▶ Instructions to follow: Make an exact copy of the records, with the pictures left out.

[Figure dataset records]
·····

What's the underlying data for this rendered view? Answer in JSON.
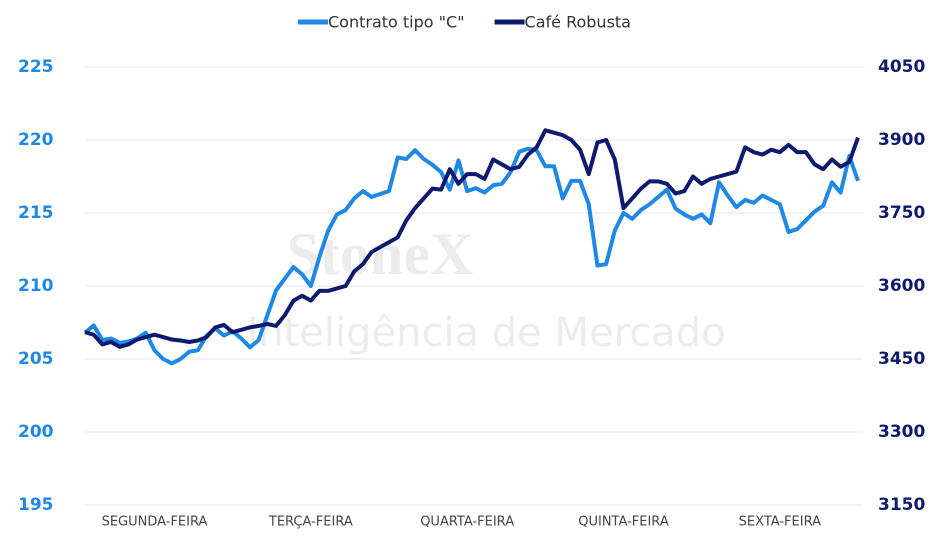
{
  "chart_data": {
    "type": "line",
    "watermark": {
      "brand": "StoneX",
      "tagline": "Inteligência de Mercado"
    },
    "categories": [
      null,
      null,
      null,
      null,
      null,
      null,
      null,
      null,
      "SEGUNDA-FEIRA",
      null,
      null,
      null,
      null,
      null,
      null,
      null,
      null,
      null,
      null,
      null,
      null,
      null,
      null,
      null,
      null,
      null,
      "TERÇA-FEIRA",
      null,
      null,
      null,
      null,
      null,
      null,
      null,
      null,
      null,
      null,
      null,
      null,
      null,
      null,
      null,
      null,
      null,
      "QUARTA-FEIRA",
      null,
      null,
      null,
      null,
      null,
      null,
      null,
      null,
      null,
      null,
      null,
      null,
      null,
      null,
      null,
      null,
      null,
      "QUINTA-FEIRA",
      null,
      null,
      null,
      null,
      null,
      null,
      null,
      null,
      null,
      null,
      null,
      null,
      null,
      null,
      null,
      null,
      null,
      "SEXTA-FEIRA",
      null,
      null,
      null,
      null,
      null,
      null,
      null,
      null,
      null
    ],
    "series": [
      {
        "name": "Contrato tipo \"C\"",
        "color": "#1f88e6",
        "axis": "y",
        "values": [
          206.8,
          207.3,
          206.3,
          206.4,
          206.1,
          206.2,
          206.4,
          206.8,
          205.6,
          205.0,
          204.7,
          205.0,
          205.5,
          205.6,
          206.6,
          207.1,
          206.6,
          206.9,
          206.4,
          205.8,
          206.3,
          208.0,
          209.7,
          210.5,
          211.3,
          210.8,
          210.0,
          212.0,
          213.8,
          214.9,
          215.2,
          216.0,
          216.5,
          216.1,
          216.3,
          216.5,
          218.8,
          218.7,
          219.3,
          218.7,
          218.3,
          217.8,
          216.6,
          218.6,
          216.5,
          216.7,
          216.4,
          216.9,
          217.0,
          217.8,
          219.2,
          219.4,
          219.3,
          218.2,
          218.2,
          216.0,
          217.2,
          217.2,
          215.6,
          211.4,
          211.5,
          213.8,
          215.0,
          214.6,
          215.2,
          215.6,
          216.1,
          216.6,
          215.3,
          214.9,
          214.6,
          214.9,
          214.3,
          217.1,
          216.2,
          215.4,
          215.9,
          215.7,
          216.2,
          215.9,
          215.6,
          213.7,
          213.9,
          214.5,
          215.1,
          215.5,
          217.1,
          216.4,
          218.9,
          217.2
        ]
      },
      {
        "name": "Café Robusta",
        "color": "#0e1a6e",
        "axis": "y2",
        "values": [
          3505,
          3500,
          3480,
          3485,
          3475,
          3480,
          3490,
          3495,
          3500,
          3495,
          3490,
          3488,
          3485,
          3488,
          3495,
          3515,
          3520,
          3505,
          3510,
          3515,
          3518,
          3522,
          3518,
          3540,
          3570,
          3580,
          3570,
          3590,
          3590,
          3595,
          3600,
          3630,
          3645,
          3670,
          3680,
          3690,
          3700,
          3735,
          3760,
          3780,
          3800,
          3798,
          3840,
          3810,
          3830,
          3830,
          3820,
          3860,
          3850,
          3840,
          3845,
          3870,
          3885,
          3920,
          3915,
          3910,
          3900,
          3880,
          3830,
          3895,
          3900,
          3860,
          3760,
          3780,
          3800,
          3815,
          3815,
          3810,
          3790,
          3795,
          3825,
          3810,
          3820,
          3825,
          3830,
          3835,
          3885,
          3875,
          3870,
          3880,
          3875,
          3890,
          3875,
          3875,
          3850,
          3840,
          3860,
          3845,
          3855,
          3905
        ]
      }
    ],
    "ylim": [
      195,
      225
    ],
    "yticks": [
      195,
      200,
      205,
      210,
      215,
      220,
      225
    ],
    "y2lim": [
      3150,
      4050
    ],
    "y2ticks": [
      3150,
      3300,
      3450,
      3600,
      3750,
      3900,
      4050
    ],
    "grid": true
  }
}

·····

▶ Response to the task:
What's the underlying data for this rendered view? Answer in JSON.
{
  "chart_data": {
    "type": "line",
    "watermark": {
      "brand": "StoneX",
      "tagline": "Inteligência de Mercado"
    },
    "categories": [
      null,
      null,
      null,
      null,
      null,
      null,
      null,
      null,
      "SEGUNDA-FEIRA",
      null,
      null,
      null,
      null,
      null,
      null,
      null,
      null,
      null,
      null,
      null,
      null,
      null,
      null,
      null,
      null,
      null,
      "TERÇA-FEIRA",
      null,
      null,
      null,
      null,
      null,
      null,
      null,
      null,
      null,
      null,
      null,
      null,
      null,
      null,
      null,
      null,
      null,
      "QUARTA-FEIRA",
      null,
      null,
      null,
      null,
      null,
      null,
      null,
      null,
      null,
      null,
      null,
      null,
      null,
      null,
      null,
      null,
      null,
      "QUINTA-FEIRA",
      null,
      null,
      null,
      null,
      null,
      null,
      null,
      null,
      null,
      null,
      null,
      null,
      null,
      null,
      null,
      null,
      null,
      "SEXTA-FEIRA",
      null,
      null,
      null,
      null,
      null,
      null,
      null,
      null,
      null
    ],
    "series": [
      {
        "name": "Contrato tipo \"C\"",
        "color": "#1f88e6",
        "axis": "y",
        "values": [
          206.8,
          207.3,
          206.3,
          206.4,
          206.1,
          206.2,
          206.4,
          206.8,
          205.6,
          205.0,
          204.7,
          205.0,
          205.5,
          205.6,
          206.6,
          207.1,
          206.6,
          206.9,
          206.4,
          205.8,
          206.3,
          208.0,
          209.7,
          210.5,
          211.3,
          210.8,
          210.0,
          212.0,
          213.8,
          214.9,
          215.2,
          216.0,
          216.5,
          216.1,
          216.3,
          216.5,
          218.8,
          218.7,
          219.3,
          218.7,
          218.3,
          217.8,
          216.6,
          218.6,
          216.5,
          216.7,
          216.4,
          216.9,
          217.0,
          217.8,
          219.2,
          219.4,
          219.3,
          218.2,
          218.2,
          216.0,
          217.2,
          217.2,
          215.6,
          211.4,
          211.5,
          213.8,
          215.0,
          214.6,
          215.2,
          215.6,
          216.1,
          216.6,
          215.3,
          214.9,
          214.6,
          214.9,
          214.3,
          217.1,
          216.2,
          215.4,
          215.9,
          215.7,
          216.2,
          215.9,
          215.6,
          213.7,
          213.9,
          214.5,
          215.1,
          215.5,
          217.1,
          216.4,
          218.9,
          217.2
        ]
      },
      {
        "name": "Café Robusta",
        "color": "#0e1a6e",
        "axis": "y2",
        "values": [
          3505,
          3500,
          3480,
          3485,
          3475,
          3480,
          3490,
          3495,
          3500,
          3495,
          3490,
          3488,
          3485,
          3488,
          3495,
          3515,
          3520,
          3505,
          3510,
          3515,
          3518,
          3522,
          3518,
          3540,
          3570,
          3580,
          3570,
          3590,
          3590,
          3595,
          3600,
          3630,
          3645,
          3670,
          3680,
          3690,
          3700,
          3735,
          3760,
          3780,
          3800,
          3798,
          3840,
          3810,
          3830,
          3830,
          3820,
          3860,
          3850,
          3840,
          3845,
          3870,
          3885,
          3920,
          3915,
          3910,
          3900,
          3880,
          3830,
          3895,
          3900,
          3860,
          3760,
          3780,
          3800,
          3815,
          3815,
          3810,
          3790,
          3795,
          3825,
          3810,
          3820,
          3825,
          3830,
          3835,
          3885,
          3875,
          3870,
          3880,
          3875,
          3890,
          3875,
          3875,
          3850,
          3840,
          3860,
          3845,
          3855,
          3905
        ]
      }
    ],
    "ylim": [
      195,
      225
    ],
    "yticks": [
      195,
      200,
      205,
      210,
      215,
      220,
      225
    ],
    "y2lim": [
      3150,
      4050
    ],
    "y2ticks": [
      3150,
      3300,
      3450,
      3600,
      3750,
      3900,
      4050
    ],
    "grid": true
  }
}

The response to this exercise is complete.